Scan the listing below. Report each line that includes "STELIB".

# [Extracted material]
** BEGIN **
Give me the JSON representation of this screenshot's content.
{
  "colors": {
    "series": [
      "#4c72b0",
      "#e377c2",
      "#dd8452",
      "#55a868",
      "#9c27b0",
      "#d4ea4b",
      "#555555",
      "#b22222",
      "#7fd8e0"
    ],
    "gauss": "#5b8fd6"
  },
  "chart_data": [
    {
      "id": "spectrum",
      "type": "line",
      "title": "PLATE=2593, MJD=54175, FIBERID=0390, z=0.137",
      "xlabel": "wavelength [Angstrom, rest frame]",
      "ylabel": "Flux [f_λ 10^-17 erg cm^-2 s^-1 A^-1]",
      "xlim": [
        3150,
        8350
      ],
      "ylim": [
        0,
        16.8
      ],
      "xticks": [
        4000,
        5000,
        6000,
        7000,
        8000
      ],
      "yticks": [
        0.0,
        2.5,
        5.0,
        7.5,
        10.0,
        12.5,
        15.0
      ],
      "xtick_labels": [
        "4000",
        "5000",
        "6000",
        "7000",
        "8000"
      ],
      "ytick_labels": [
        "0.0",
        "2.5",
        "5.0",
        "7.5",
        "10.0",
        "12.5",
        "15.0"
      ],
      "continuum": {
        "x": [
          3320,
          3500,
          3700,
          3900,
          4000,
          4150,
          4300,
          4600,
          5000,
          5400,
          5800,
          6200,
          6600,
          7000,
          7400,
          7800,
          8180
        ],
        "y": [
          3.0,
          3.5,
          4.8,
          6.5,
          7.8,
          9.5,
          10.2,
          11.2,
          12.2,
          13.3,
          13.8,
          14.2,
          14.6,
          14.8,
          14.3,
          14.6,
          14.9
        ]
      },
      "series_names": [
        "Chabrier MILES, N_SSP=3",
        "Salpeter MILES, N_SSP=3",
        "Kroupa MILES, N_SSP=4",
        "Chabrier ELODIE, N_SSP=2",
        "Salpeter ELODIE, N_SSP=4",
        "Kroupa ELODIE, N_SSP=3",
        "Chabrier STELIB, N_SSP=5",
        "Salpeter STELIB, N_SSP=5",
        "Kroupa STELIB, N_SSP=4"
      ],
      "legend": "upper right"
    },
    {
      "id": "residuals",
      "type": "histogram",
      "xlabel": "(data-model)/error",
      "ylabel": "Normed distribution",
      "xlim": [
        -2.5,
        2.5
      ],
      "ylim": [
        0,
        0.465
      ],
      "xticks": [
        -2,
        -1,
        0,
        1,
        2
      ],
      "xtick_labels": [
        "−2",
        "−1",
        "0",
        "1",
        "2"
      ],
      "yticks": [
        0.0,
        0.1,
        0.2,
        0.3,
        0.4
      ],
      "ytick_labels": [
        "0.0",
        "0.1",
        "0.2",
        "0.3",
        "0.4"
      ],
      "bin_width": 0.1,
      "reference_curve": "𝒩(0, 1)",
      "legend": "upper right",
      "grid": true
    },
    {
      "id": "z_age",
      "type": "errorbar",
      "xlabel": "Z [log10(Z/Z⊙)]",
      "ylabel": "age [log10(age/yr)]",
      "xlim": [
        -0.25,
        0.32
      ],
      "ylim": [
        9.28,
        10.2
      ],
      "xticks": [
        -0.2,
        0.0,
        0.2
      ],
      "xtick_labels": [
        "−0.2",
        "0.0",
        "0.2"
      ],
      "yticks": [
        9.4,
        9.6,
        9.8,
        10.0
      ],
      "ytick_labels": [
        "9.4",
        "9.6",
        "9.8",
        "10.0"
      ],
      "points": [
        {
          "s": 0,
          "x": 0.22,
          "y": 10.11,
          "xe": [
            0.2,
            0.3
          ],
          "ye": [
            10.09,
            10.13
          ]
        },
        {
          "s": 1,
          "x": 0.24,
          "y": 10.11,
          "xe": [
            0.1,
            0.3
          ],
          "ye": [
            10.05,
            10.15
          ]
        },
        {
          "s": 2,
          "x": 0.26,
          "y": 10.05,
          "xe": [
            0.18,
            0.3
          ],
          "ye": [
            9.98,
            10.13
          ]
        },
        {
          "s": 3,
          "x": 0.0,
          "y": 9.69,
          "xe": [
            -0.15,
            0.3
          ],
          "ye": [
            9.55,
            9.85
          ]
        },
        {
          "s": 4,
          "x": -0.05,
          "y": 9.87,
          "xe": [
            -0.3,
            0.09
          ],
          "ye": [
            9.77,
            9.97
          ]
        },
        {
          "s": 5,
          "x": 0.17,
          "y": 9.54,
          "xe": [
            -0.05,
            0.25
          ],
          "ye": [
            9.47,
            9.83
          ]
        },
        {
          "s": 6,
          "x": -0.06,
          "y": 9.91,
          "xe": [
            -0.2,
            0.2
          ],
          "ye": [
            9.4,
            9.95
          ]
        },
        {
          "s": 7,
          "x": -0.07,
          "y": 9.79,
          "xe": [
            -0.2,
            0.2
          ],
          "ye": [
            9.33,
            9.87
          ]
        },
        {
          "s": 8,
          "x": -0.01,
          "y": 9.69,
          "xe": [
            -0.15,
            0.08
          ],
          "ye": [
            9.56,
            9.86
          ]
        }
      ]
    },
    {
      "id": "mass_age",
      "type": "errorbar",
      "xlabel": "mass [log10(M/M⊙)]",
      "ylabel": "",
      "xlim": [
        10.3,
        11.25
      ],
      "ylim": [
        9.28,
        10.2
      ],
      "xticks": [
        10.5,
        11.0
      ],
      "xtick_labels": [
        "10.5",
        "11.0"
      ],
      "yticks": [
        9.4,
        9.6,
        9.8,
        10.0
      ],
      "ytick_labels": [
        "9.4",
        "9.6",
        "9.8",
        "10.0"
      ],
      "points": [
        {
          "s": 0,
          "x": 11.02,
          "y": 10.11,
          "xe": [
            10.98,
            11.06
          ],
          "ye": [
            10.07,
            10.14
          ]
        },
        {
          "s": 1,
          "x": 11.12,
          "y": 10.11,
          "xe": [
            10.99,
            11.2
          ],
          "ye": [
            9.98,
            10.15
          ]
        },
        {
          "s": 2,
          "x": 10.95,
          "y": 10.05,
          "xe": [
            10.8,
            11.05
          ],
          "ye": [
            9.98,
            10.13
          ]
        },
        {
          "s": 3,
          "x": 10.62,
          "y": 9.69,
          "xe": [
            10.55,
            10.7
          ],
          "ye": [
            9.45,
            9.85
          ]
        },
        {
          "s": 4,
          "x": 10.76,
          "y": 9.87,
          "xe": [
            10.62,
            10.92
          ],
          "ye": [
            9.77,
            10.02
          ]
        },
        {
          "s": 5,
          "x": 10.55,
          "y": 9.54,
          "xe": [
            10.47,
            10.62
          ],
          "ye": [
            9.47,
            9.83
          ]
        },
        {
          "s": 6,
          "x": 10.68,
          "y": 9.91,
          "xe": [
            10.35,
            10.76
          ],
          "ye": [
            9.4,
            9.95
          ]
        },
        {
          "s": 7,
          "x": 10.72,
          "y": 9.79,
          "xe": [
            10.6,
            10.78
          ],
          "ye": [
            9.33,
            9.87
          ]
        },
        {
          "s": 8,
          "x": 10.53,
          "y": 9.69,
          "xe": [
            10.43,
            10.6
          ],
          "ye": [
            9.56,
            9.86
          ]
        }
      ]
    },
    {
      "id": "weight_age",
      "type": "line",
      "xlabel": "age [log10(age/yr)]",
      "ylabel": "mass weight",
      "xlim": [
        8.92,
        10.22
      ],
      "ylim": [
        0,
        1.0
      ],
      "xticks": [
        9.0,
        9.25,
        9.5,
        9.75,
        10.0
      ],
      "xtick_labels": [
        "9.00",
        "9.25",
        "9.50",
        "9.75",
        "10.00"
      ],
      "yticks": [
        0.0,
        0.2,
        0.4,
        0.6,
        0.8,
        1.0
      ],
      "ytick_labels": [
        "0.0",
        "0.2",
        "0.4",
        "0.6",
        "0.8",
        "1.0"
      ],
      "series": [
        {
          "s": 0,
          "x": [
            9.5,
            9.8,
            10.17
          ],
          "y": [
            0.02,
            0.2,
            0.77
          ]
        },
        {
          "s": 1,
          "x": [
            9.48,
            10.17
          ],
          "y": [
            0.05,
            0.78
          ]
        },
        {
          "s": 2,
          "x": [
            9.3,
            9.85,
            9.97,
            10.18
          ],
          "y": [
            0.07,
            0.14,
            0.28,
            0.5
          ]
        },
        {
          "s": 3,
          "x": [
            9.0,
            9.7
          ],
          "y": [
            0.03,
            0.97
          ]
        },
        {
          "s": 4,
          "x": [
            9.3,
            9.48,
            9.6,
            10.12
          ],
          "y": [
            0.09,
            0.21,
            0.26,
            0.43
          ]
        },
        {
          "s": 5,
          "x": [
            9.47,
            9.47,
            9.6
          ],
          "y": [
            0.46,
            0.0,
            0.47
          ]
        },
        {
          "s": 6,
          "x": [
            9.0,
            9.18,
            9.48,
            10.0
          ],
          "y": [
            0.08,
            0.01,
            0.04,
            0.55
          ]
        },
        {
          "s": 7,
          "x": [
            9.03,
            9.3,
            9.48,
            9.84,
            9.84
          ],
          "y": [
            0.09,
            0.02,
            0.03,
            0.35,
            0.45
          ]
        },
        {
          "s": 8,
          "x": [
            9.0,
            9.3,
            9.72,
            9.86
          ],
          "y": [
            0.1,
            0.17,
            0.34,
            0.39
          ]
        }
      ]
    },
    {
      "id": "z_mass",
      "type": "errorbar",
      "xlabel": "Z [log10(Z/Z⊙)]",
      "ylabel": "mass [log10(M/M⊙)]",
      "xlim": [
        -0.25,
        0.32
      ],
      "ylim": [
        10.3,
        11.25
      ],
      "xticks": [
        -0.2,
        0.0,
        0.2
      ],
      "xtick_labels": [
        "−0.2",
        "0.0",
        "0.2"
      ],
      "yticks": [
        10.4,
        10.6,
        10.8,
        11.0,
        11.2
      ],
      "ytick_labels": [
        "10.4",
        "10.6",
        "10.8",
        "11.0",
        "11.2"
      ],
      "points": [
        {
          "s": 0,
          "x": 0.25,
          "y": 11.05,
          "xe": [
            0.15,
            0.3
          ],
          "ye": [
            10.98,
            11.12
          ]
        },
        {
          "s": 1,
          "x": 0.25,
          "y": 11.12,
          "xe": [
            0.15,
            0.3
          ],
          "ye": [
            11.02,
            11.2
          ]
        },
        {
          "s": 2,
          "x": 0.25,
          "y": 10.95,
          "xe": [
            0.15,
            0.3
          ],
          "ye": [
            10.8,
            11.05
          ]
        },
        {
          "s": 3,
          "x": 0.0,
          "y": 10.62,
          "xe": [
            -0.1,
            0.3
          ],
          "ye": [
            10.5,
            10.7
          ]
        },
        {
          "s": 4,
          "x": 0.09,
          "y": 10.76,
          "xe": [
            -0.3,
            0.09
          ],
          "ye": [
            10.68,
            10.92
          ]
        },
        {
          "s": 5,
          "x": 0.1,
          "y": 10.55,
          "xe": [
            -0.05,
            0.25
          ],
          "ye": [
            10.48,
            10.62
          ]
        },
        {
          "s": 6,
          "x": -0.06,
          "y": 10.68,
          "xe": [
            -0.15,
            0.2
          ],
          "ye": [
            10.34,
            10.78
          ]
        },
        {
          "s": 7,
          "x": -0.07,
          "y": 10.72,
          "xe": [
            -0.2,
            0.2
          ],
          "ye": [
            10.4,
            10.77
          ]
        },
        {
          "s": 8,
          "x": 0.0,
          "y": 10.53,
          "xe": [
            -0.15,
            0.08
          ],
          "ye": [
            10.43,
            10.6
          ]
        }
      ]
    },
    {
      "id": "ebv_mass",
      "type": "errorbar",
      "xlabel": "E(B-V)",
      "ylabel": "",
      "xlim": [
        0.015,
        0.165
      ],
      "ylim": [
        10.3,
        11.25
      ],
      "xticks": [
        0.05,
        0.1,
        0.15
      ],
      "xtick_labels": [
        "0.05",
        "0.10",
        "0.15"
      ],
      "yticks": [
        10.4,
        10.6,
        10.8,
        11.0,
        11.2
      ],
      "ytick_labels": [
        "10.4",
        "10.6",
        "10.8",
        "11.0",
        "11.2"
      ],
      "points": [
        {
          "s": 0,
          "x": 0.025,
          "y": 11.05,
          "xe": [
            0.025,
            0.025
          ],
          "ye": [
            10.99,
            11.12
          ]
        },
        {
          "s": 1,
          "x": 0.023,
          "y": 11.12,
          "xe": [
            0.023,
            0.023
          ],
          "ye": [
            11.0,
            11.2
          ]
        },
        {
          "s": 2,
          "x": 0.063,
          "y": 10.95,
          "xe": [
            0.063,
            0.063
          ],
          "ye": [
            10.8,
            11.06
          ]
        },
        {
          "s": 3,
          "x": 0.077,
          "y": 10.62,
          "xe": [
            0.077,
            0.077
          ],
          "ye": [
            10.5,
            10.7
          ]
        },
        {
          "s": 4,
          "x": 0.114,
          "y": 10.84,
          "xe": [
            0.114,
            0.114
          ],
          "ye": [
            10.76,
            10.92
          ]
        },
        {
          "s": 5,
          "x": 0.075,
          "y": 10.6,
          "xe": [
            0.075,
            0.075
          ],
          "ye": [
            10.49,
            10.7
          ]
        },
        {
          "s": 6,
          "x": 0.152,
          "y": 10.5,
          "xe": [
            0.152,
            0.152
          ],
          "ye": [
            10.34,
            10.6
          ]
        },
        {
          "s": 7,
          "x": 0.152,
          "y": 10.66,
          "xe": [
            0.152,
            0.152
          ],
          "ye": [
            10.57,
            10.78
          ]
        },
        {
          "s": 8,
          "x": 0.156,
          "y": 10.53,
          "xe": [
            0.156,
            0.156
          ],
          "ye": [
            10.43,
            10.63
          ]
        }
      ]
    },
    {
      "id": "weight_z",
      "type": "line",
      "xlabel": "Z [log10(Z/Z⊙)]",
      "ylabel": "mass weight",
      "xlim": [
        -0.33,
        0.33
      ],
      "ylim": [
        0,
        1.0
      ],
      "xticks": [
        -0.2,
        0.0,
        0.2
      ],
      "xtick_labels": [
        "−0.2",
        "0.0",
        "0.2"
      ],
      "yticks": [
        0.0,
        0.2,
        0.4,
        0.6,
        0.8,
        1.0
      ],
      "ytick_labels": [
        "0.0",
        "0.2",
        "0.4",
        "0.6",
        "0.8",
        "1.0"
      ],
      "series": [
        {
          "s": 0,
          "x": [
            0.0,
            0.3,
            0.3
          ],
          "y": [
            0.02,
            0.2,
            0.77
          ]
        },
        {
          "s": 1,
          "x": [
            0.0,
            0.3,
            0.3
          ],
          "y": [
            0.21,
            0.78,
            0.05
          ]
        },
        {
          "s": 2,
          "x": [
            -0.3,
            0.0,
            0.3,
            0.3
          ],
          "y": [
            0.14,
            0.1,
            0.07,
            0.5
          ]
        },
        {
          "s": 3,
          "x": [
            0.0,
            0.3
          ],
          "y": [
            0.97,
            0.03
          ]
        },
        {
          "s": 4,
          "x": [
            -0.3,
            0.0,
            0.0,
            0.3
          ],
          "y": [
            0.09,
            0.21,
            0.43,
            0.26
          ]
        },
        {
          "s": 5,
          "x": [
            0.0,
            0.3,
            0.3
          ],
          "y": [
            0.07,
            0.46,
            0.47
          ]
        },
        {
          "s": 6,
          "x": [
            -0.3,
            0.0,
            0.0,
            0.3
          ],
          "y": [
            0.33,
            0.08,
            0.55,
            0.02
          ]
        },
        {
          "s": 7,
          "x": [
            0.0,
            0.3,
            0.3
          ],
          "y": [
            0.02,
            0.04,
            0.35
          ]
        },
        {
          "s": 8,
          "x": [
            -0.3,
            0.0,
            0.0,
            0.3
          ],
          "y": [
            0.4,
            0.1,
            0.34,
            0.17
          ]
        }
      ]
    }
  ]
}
** END **
# [Answer to the problem]
        "Chabrier STELIB, N_SSP=5",
        "Salpeter STELIB, N_SSP=5",
        "Kroupa STELIB, N_SSP=4"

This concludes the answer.